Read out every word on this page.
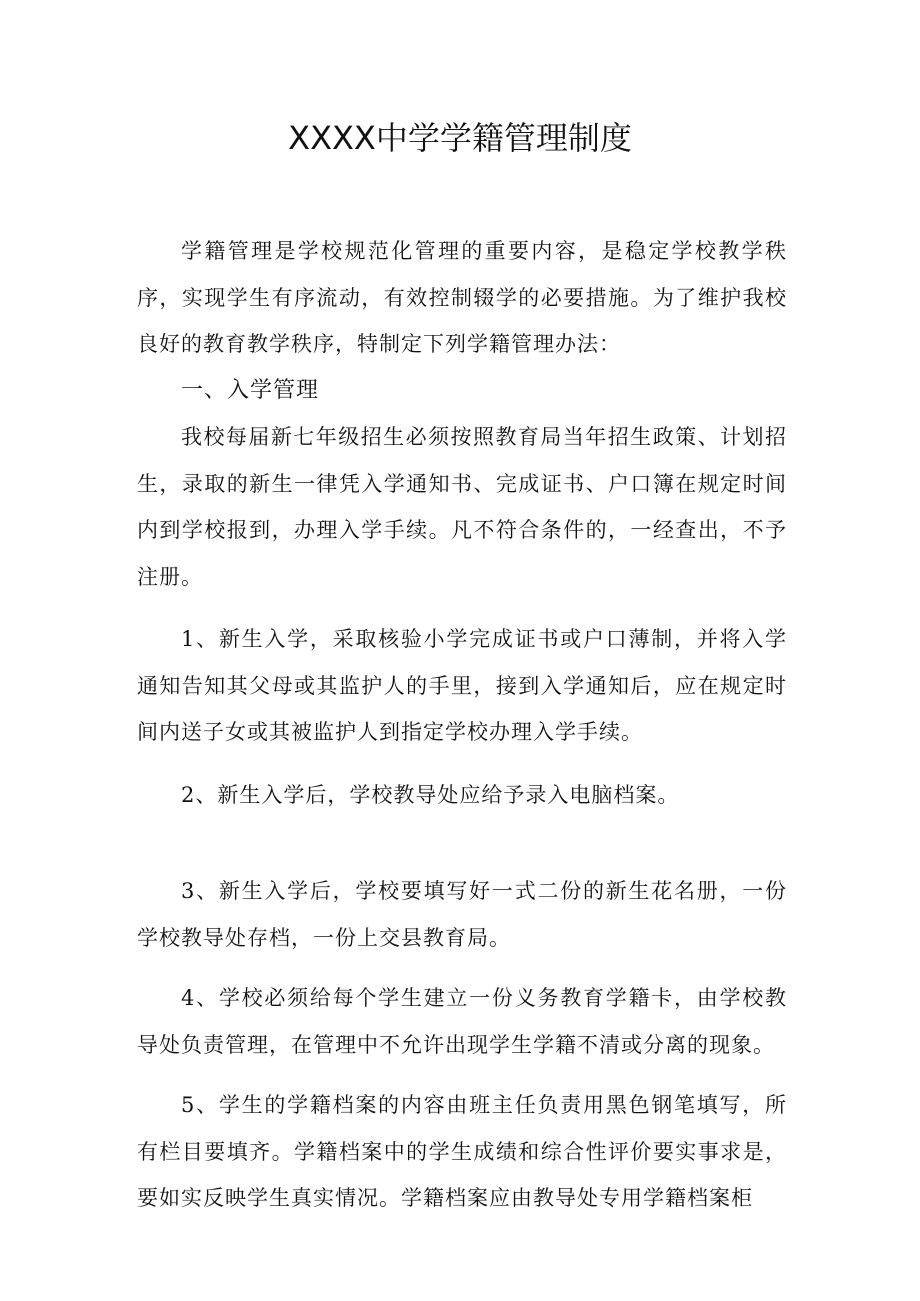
XXXX中学学籍管理制度

学籍管理是学校规范化管理的重要内容，是稳定学校教学秩序，实现学生有序流动，有效控制辍学的必要措施。为了维护我校良好的教育教学秩序，特制定下列学籍管理办法：

一、入学管理

我校每届新七年级招生必须按照教育局当年招生政策、计划招生，录取的新生一律凭入学通知书、完成证书、户口簿在规定时间内到学校报到，办理入学手续。凡不符合条件的，一经查出，不予注册。

1、新生入学，采取核验小学完成证书或户口薄制，并将入学通知告知其父母或其监护人的手里，接到入学通知后，应在规定时间内送子女或其被监护人到指定学校办理入学手续。

2、新生入学后，学校教导处应给予录入电脑档案。

3、新生入学后，学校要填写好一式二份的新生花名册，一份学校教导处存档，一份上交县教育局。

4、学校必须给每个学生建立一份义务教育学籍卡，由学校教导处负责管理，在管理中不允许出现学生学籍不清或分离的现象。

5、学生的学籍档案的内容由班主任负责用黑色钢笔填写，所有栏目要填齐。学籍档案中的学生成绩和综合性评价要实事求是，要如实反映学生真实情况。学籍档案应由教导处专用学籍档案柜
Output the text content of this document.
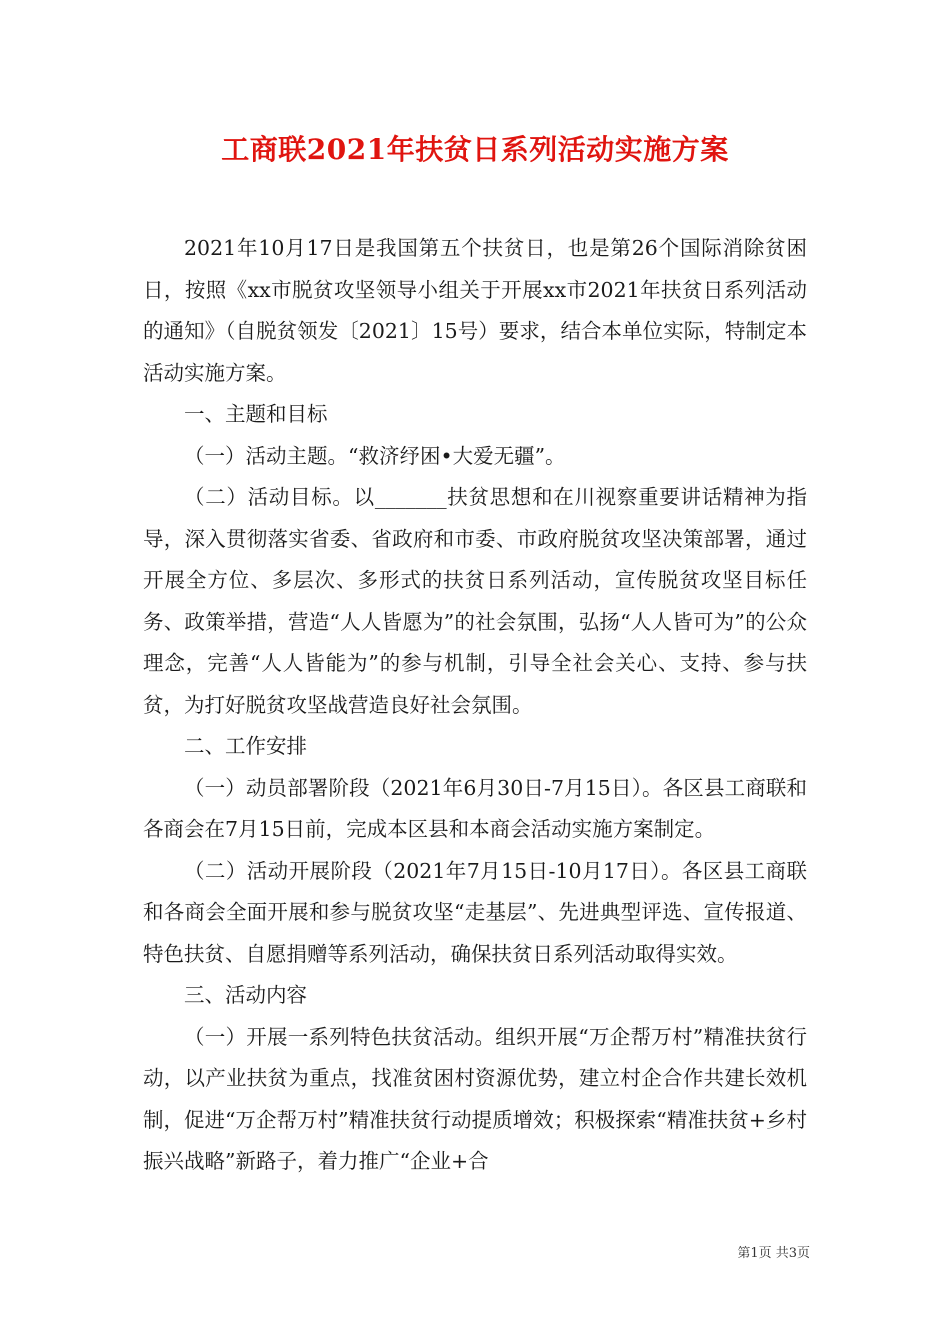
工商联2021年扶贫日系列活动实施方案

2021年10月17日是我国第五个扶贫日，也是第26个国际消除贫困日，按照《xx市脱贫攻坚领导小组关于开展xx市2021年扶贫日系列活动的通知》（自脱贫领发〔2021〕15号）要求，结合本单位实际，特制定本活动实施方案。

一、主题和目标

（一）活动主题。“救济纾困•大爱无疆”。

（二）活动目标。以_______扶贫思想和在川视察重要讲话精神为指导，深入贯彻落实省委、省政府和市委、市政府脱贫攻坚决策部署，通过开展全方位、多层次、多形式的扶贫日系列活动，宣传脱贫攻坚目标任务、政策举措，营造“人人皆愿为”的社会氛围，弘扬“人人皆可为”的公众理念，完善“人人皆能为”的参与机制，引导全社会关心、支持、参与扶贫，为打好脱贫攻坚战营造良好社会氛围。

二、工作安排

（一）动员部署阶段（2021年6月30日-7月15日）。各区县工商联和各商会在7月15日前，完成本区县和本商会活动实施方案制定。

（二）活动开展阶段（2021年7月15日-10月17日）。各区县工商联和各商会全面开展和参与脱贫攻坚“走基层”、先进典型评选、宣传报道、特色扶贫、自愿捐赠等系列活动，确保扶贫日系列活动取得实效。

三、活动内容

（一）开展一系列特色扶贫活动。组织开展“万企帮万村”精准扶贫行动，以产业扶贫为重点，找准贫困村资源优势，建立村企合作共建长效机制，促进“万企帮万村”精准扶贫行动提质增效；积极探索“精准扶贫+乡村振兴战略”新路子，着力推广“企业+合

第1页 共3页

Stated task: Pick out the lines above that hold the string "this" and show them.

Answer to the problem:
Read out every word on this page.
Output the text content of this document.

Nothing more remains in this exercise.